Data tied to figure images
_____
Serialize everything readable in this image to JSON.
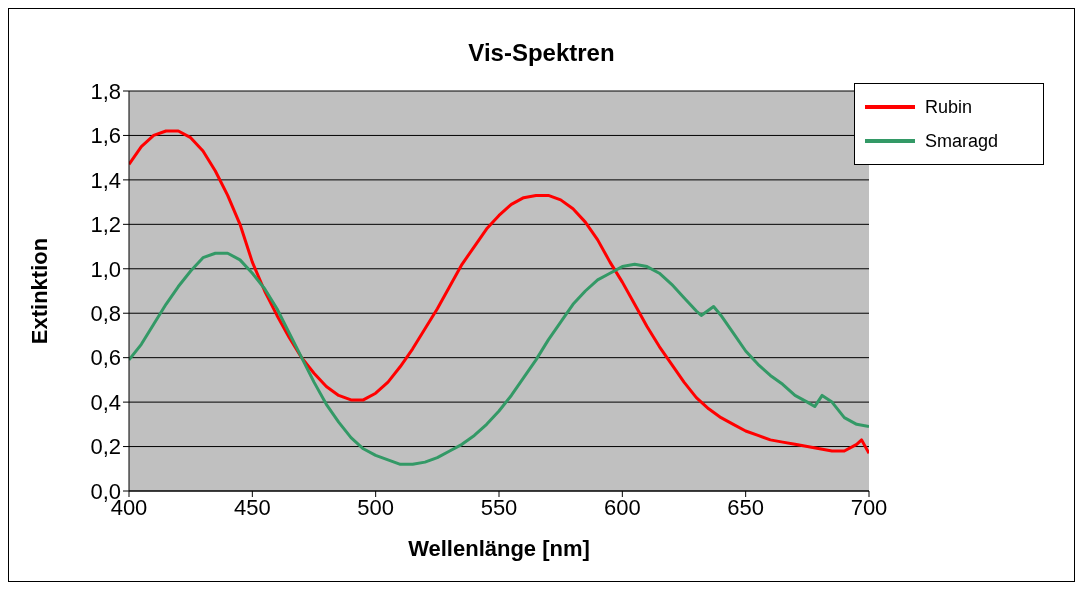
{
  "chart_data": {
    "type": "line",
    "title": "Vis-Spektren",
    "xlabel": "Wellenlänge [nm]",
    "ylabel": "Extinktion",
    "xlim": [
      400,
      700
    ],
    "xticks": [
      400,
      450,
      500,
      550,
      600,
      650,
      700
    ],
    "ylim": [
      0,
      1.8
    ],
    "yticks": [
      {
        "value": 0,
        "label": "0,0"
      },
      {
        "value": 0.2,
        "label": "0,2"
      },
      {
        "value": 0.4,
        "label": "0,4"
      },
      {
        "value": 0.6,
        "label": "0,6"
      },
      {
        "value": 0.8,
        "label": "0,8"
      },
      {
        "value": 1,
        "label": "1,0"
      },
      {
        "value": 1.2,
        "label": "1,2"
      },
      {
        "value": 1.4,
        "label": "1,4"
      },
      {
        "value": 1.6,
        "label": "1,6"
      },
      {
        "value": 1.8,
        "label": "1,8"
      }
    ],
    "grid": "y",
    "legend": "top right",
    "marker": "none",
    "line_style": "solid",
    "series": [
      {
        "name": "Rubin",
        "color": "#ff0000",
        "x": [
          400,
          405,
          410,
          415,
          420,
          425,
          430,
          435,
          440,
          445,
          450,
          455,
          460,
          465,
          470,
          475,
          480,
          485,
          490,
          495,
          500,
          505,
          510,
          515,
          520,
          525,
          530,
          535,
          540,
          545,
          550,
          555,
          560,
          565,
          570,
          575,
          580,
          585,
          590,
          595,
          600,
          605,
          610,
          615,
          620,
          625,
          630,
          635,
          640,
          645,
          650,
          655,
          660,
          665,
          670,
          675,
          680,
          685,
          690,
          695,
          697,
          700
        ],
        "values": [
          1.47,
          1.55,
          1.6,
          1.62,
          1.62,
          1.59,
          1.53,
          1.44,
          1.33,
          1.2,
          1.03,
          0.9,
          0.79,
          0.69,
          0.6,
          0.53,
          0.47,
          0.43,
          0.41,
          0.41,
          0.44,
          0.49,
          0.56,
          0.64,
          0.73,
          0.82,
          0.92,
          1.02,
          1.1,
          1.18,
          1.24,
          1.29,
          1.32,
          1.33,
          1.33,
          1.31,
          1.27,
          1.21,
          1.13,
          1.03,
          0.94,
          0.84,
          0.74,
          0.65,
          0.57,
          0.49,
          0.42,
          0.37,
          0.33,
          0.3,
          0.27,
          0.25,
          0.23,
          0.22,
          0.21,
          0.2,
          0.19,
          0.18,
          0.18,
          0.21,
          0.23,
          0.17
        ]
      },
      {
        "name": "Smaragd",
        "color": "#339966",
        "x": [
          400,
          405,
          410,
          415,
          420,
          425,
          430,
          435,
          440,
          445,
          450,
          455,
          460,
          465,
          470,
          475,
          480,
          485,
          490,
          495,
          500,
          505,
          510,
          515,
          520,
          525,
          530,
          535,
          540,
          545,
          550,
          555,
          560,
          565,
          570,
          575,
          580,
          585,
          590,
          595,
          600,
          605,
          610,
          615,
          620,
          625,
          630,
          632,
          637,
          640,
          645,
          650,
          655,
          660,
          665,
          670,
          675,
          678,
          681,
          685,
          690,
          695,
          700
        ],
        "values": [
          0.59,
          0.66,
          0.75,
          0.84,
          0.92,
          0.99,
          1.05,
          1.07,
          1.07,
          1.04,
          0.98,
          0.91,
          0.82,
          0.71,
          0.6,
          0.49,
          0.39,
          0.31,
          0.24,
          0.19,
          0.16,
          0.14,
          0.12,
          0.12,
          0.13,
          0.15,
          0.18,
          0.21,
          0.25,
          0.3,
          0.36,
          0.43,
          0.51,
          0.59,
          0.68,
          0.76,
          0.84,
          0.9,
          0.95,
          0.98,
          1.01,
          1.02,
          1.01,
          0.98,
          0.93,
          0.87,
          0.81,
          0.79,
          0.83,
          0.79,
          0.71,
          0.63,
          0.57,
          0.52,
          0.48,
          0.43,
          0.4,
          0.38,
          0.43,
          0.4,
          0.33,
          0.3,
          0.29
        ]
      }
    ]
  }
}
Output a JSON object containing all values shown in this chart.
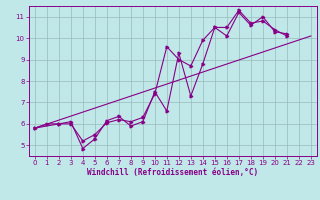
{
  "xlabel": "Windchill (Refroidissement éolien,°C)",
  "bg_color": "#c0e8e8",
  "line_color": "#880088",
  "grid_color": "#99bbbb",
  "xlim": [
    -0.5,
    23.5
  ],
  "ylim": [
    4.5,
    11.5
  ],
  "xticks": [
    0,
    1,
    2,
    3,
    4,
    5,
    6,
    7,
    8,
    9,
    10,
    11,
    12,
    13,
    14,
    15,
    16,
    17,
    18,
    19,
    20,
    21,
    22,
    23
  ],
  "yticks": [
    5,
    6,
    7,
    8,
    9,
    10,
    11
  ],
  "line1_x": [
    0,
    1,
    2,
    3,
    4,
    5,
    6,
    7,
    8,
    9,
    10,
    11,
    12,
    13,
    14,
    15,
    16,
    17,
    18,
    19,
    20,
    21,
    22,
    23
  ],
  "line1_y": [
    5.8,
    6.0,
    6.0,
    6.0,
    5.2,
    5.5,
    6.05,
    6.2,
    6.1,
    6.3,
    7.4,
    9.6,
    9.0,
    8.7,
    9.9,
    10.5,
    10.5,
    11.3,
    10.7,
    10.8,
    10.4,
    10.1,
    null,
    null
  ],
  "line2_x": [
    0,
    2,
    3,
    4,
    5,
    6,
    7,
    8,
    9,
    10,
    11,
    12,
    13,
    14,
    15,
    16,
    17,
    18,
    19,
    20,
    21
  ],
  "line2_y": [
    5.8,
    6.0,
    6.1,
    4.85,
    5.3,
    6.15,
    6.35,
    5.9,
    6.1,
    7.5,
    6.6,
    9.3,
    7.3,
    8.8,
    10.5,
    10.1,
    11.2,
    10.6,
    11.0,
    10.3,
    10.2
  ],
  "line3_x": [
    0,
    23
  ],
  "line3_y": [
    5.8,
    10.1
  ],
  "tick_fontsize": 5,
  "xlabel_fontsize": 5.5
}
_____
[What you will do] Except for the pictures, print the data above exactly.

[Task answer]
Serialize everything readable in this image to JSON.
{
  "chart_data": {
    "type": "line",
    "title": "Vis-Spektren",
    "xlabel": "Wellenlänge [nm]",
    "ylabel": "Extinktion",
    "xlim": [
      400,
      700
    ],
    "xticks": [
      400,
      450,
      500,
      550,
      600,
      650,
      700
    ],
    "ylim": [
      0,
      1.8
    ],
    "yticks": [
      {
        "value": 0,
        "label": "0,0"
      },
      {
        "value": 0.2,
        "label": "0,2"
      },
      {
        "value": 0.4,
        "label": "0,4"
      },
      {
        "value": 0.6,
        "label": "0,6"
      },
      {
        "value": 0.8,
        "label": "0,8"
      },
      {
        "value": 1,
        "label": "1,0"
      },
      {
        "value": 1.2,
        "label": "1,2"
      },
      {
        "value": 1.4,
        "label": "1,4"
      },
      {
        "value": 1.6,
        "label": "1,6"
      },
      {
        "value": 1.8,
        "label": "1,8"
      }
    ],
    "grid": "y",
    "legend": "top right",
    "marker": "none",
    "line_style": "solid",
    "series": [
      {
        "name": "Rubin",
        "color": "#ff0000",
        "x": [
          400,
          405,
          410,
          415,
          420,
          425,
          430,
          435,
          440,
          445,
          450,
          455,
          460,
          465,
          470,
          475,
          480,
          485,
          490,
          495,
          500,
          505,
          510,
          515,
          520,
          525,
          530,
          535,
          540,
          545,
          550,
          555,
          560,
          565,
          570,
          575,
          580,
          585,
          590,
          595,
          600,
          605,
          610,
          615,
          620,
          625,
          630,
          635,
          640,
          645,
          650,
          655,
          660,
          665,
          670,
          675,
          680,
          685,
          690,
          695,
          697,
          700
        ],
        "values": [
          1.47,
          1.55,
          1.6,
          1.62,
          1.62,
          1.59,
          1.53,
          1.44,
          1.33,
          1.2,
          1.03,
          0.9,
          0.79,
          0.69,
          0.6,
          0.53,
          0.47,
          0.43,
          0.41,
          0.41,
          0.44,
          0.49,
          0.56,
          0.64,
          0.73,
          0.82,
          0.92,
          1.02,
          1.1,
          1.18,
          1.24,
          1.29,
          1.32,
          1.33,
          1.33,
          1.31,
          1.27,
          1.21,
          1.13,
          1.03,
          0.94,
          0.84,
          0.74,
          0.65,
          0.57,
          0.49,
          0.42,
          0.37,
          0.33,
          0.3,
          0.27,
          0.25,
          0.23,
          0.22,
          0.21,
          0.2,
          0.19,
          0.18,
          0.18,
          0.21,
          0.23,
          0.17
        ]
      },
      {
        "name": "Smaragd",
        "color": "#339966",
        "x": [
          400,
          405,
          410,
          415,
          420,
          425,
          430,
          435,
          440,
          445,
          450,
          455,
          460,
          465,
          470,
          475,
          480,
          485,
          490,
          495,
          500,
          505,
          510,
          515,
          520,
          525,
          530,
          535,
          540,
          545,
          550,
          555,
          560,
          565,
          570,
          575,
          580,
          585,
          590,
          595,
          600,
          605,
          610,
          615,
          620,
          625,
          630,
          632,
          637,
          640,
          645,
          650,
          655,
          660,
          665,
          670,
          675,
          678,
          681,
          685,
          690,
          695,
          700
        ],
        "values": [
          0.59,
          0.66,
          0.75,
          0.84,
          0.92,
          0.99,
          1.05,
          1.07,
          1.07,
          1.04,
          0.98,
          0.91,
          0.82,
          0.71,
          0.6,
          0.49,
          0.39,
          0.31,
          0.24,
          0.19,
          0.16,
          0.14,
          0.12,
          0.12,
          0.13,
          0.15,
          0.18,
          0.21,
          0.25,
          0.3,
          0.36,
          0.43,
          0.51,
          0.59,
          0.68,
          0.76,
          0.84,
          0.9,
          0.95,
          0.98,
          1.01,
          1.02,
          1.01,
          0.98,
          0.93,
          0.87,
          0.81,
          0.79,
          0.83,
          0.79,
          0.71,
          0.63,
          0.57,
          0.52,
          0.48,
          0.43,
          0.4,
          0.38,
          0.43,
          0.4,
          0.33,
          0.3,
          0.29
        ]
      }
    ]
  }
}
Output a JSON object containing all values shown in this chart.
{
  "xlabel": "Windchill (Refroidissement éolien,°C)",
  "bg_color": "#c0e8e8",
  "line_color": "#880088",
  "grid_color": "#99bbbb",
  "xlim": [
    -0.5,
    23.5
  ],
  "ylim": [
    4.5,
    11.5
  ],
  "xticks": [
    0,
    1,
    2,
    3,
    4,
    5,
    6,
    7,
    8,
    9,
    10,
    11,
    12,
    13,
    14,
    15,
    16,
    17,
    18,
    19,
    20,
    21,
    22,
    23
  ],
  "yticks": [
    5,
    6,
    7,
    8,
    9,
    10,
    11
  ],
  "line1_x": [
    0,
    1,
    2,
    3,
    4,
    5,
    6,
    7,
    8,
    9,
    10,
    11,
    12,
    13,
    14,
    15,
    16,
    17,
    18,
    19,
    20,
    21,
    22,
    23
  ],
  "line1_y": [
    5.8,
    6.0,
    6.0,
    6.0,
    5.2,
    5.5,
    6.05,
    6.2,
    6.1,
    6.3,
    7.4,
    9.6,
    9.0,
    8.7,
    9.9,
    10.5,
    10.5,
    11.3,
    10.7,
    10.8,
    10.4,
    10.1,
    null,
    null
  ],
  "line2_x": [
    0,
    2,
    3,
    4,
    5,
    6,
    7,
    8,
    9,
    10,
    11,
    12,
    13,
    14,
    15,
    16,
    17,
    18,
    19,
    20,
    21
  ],
  "line2_y": [
    5.8,
    6.0,
    6.1,
    4.85,
    5.3,
    6.15,
    6.35,
    5.9,
    6.1,
    7.5,
    6.6,
    9.3,
    7.3,
    8.8,
    10.5,
    10.1,
    11.2,
    10.6,
    11.0,
    10.3,
    10.2
  ],
  "line3_x": [
    0,
    23
  ],
  "line3_y": [
    5.8,
    10.1
  ],
  "tick_fontsize": 5,
  "xlabel_fontsize": 5.5
}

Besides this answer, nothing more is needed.